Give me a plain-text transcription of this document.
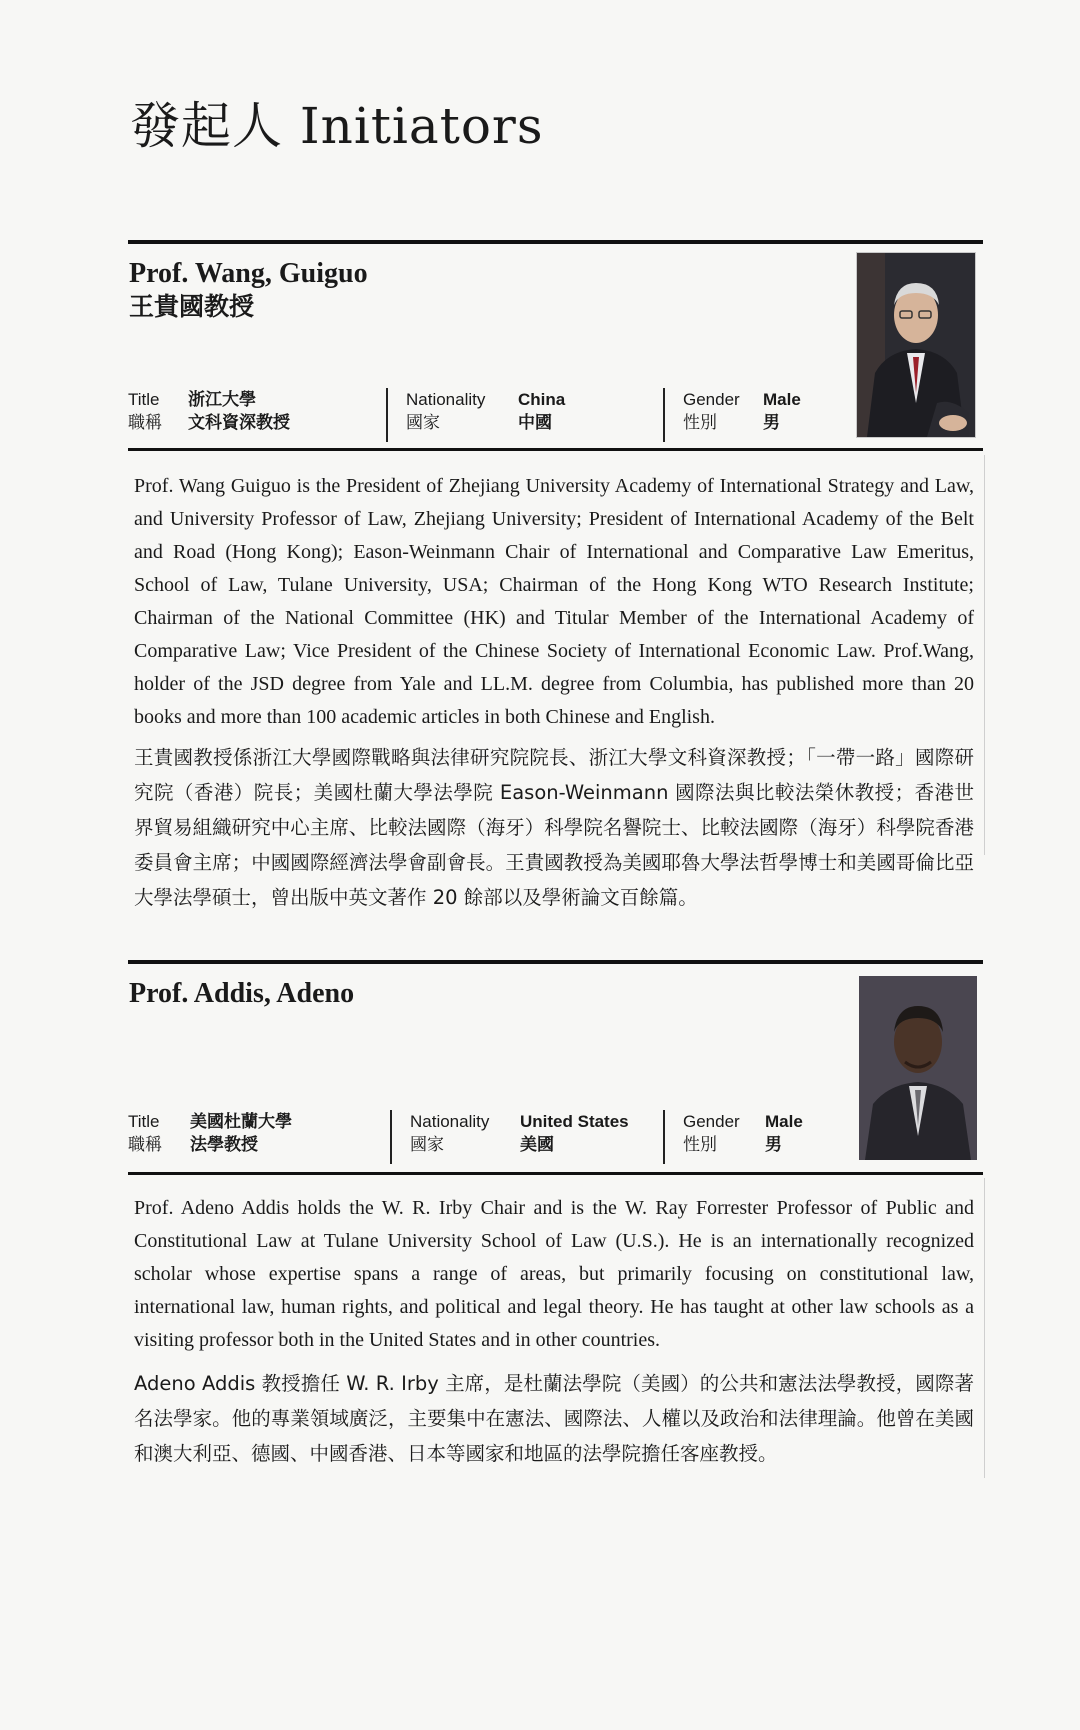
發起人 Initiators
Prof. Wang, Guiguo
王貴國教授
Title
職稱
浙江大學
文科資深教授
Nationality
國家
China
中國
Gender
性別
Male
男

Prof. Wang Guiguo is the President of Zhejiang University Academy of International Strategy and Law, and University Professor of Law, Zhejiang University; President of International Academy of the Belt and Road (Hong Kong); Eason-Weinmann Chair of International and Comparative Law Emeritus, School of Law, Tulane University, USA; Chairman of the Hong Kong WTO Research Institute; Chairman of the National Committee (HK) and Titular Member of the International Academy of Comparative Law; Vice President of the Chinese Society of International Economic Law. Prof.Wang, holder of the JSD degree from Yale and LL.M. degree from Columbia, has published more than 20 books and more than 100 academic articles in both Chinese and English.

王貴國教授係浙江大學國際戰略與法律研究院院長、浙江大學文科資深教授；「一帶一路」國際研究院（香港）院長；美國杜蘭大學法學院 Eason-Weinmann 國際法與比較法榮休教授；香港世界貿易組織研究中心主席、比較法國際（海牙）科學院名譽院士、比較法國際（海牙）科學院香港委員會主席；中國國際經濟法學會副會長。王貴國教授為美國耶魯大學法哲學博士和美國哥倫比亞大學法學碩士，曾出版中英文著作 20 餘部以及學術論文百餘篇。

Prof. Addis, Adeno
Title
職稱
美國杜蘭大學
法學教授
Nationality
國家
United States
美國
Gender
性別
Male
男

Prof. Adeno Addis holds the W. R. Irby Chair and is the W. Ray Forrester Professor of Public and Constitutional Law at Tulane University School of Law (U.S.). He is an internationally recognized scholar whose expertise spans a range of areas, but primarily focusing on constitutional law, international law, human rights, and political and legal theory. He has taught at other law schools as a visiting professor both in the United States and in other countries.

Adeno Addis 教授擔任 W. R. Irby 主席，是杜蘭法學院（美國）的公共和憲法法學教授，國際著名法學家。他的專業領域廣泛，主要集中在憲法、國際法、人權以及政治和法律理論。他曾在美國和澳大利亞、德國、中國香港、日本等國家和地區的法學院擔任客座教授。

• Exercise goal
Show all lines from the data above in which the word "Adeno" appears.

• Response
Prof. Addis, Adeno
Prof. Adeno Addis holds the W. R. Irby Chair and is the W. Ray Forrester Professor of Public and Constitutional Law at Tulane University School of Law (U.S.). He is an internationally recognized scholar whose expertise spans a range of areas, but primarily focusing on constitutional law, international law, human rights, and political and legal theory. He has taught at other law schools as a visiting professor both in the United States and in other countries.
Adeno Addis 教授擔任 W. R. Irby 主席，是杜蘭法學院（美國）的公共和憲法法學教授，國際著名法學家。他的專業領域廣泛，主要集中在憲法、國際法、人權以及政治和法律理論。他曾在美國和澳大利亞、德國、中國香港、日本等國家和地區的法學院擔任客座教授。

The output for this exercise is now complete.